> [Record excerpts]:
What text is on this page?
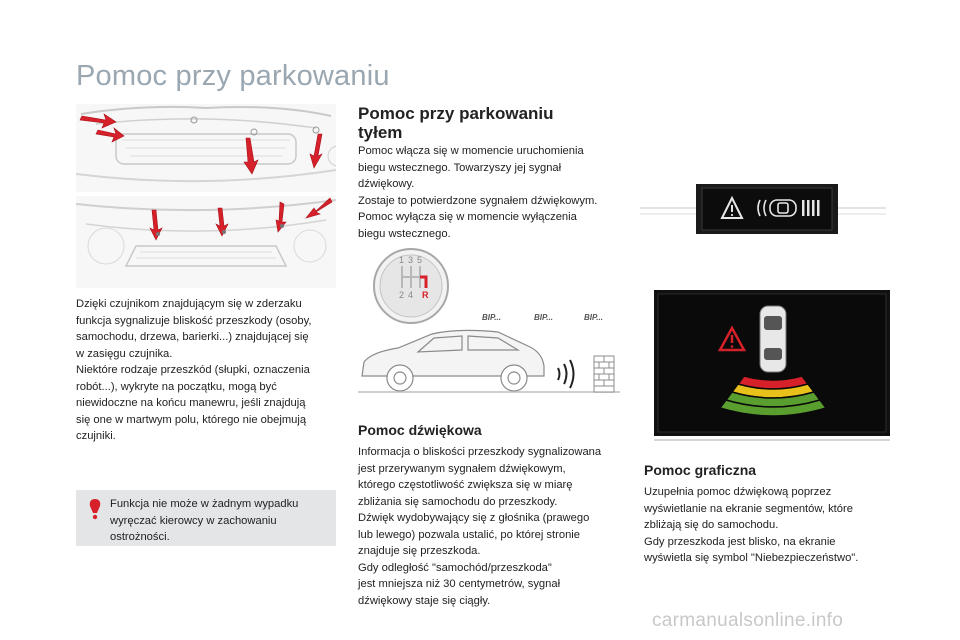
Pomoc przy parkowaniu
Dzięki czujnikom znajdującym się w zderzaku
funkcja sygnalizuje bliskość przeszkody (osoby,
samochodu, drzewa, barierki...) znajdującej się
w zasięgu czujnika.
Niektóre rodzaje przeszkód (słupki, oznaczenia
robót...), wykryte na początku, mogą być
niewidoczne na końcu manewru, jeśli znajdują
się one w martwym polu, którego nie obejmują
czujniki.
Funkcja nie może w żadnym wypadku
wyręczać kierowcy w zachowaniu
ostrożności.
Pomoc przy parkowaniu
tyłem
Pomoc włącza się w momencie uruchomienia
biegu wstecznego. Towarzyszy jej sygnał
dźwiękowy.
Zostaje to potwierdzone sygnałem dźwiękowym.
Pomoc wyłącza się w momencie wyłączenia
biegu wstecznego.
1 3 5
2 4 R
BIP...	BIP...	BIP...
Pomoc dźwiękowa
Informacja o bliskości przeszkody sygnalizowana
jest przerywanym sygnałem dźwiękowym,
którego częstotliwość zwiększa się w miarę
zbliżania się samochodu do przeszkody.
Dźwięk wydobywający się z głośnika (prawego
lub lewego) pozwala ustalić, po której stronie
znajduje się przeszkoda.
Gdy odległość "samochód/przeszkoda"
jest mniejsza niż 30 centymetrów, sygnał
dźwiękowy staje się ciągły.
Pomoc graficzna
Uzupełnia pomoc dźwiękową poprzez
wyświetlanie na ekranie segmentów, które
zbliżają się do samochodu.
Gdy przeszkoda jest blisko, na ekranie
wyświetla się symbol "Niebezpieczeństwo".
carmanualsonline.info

> [Exercise prompt]: Keep the pictures out and write out the records exactly.

> [Answer to the problem]:
What text is on this page?
Pomoc przy parkowaniu
Dzięki czujnikom znajdującym się w zderzaku
funkcja sygnalizuje bliskość przeszkody (osoby,
samochodu, drzewa, barierki...) znajdującej się
w zasięgu czujnika.
Niektóre rodzaje przeszkód (słupki, oznaczenia
robót...), wykryte na początku, mogą być
niewidoczne na końcu manewru, jeśli znajdują
się one w martwym polu, którego nie obejmują
czujniki.
Funkcja nie może w żadnym wypadku
wyręczać kierowcy w zachowaniu
ostrożności.
Pomoc przy parkowaniu
tyłem
Pomoc włącza się w momencie uruchomienia
biegu wstecznego. Towarzyszy jej sygnał
dźwiękowy.
Zostaje to potwierdzone sygnałem dźwiękowym.
Pomoc wyłącza się w momencie wyłączenia
biegu wstecznego.
1 3 5
2 4 R
BIP...	BIP...	BIP...
Pomoc dźwiękowa
Informacja o bliskości przeszkody sygnalizowana
jest przerywanym sygnałem dźwiękowym,
którego częstotliwość zwiększa się w miarę
zbliżania się samochodu do przeszkody.
Dźwięk wydobywający się z głośnika (prawego
lub lewego) pozwala ustalić, po której stronie
znajduje się przeszkoda.
Gdy odległość "samochód/przeszkoda"
jest mniejsza niż 30 centymetrów, sygnał
dźwiękowy staje się ciągły.
Pomoc graficzna
Uzupełnia pomoc dźwiękową poprzez
wyświetlanie na ekranie segmentów, które
zbliżają się do samochodu.
Gdy przeszkoda jest blisko, na ekranie
wyświetla się symbol "Niebezpieczeństwo".
carmanualsonline.info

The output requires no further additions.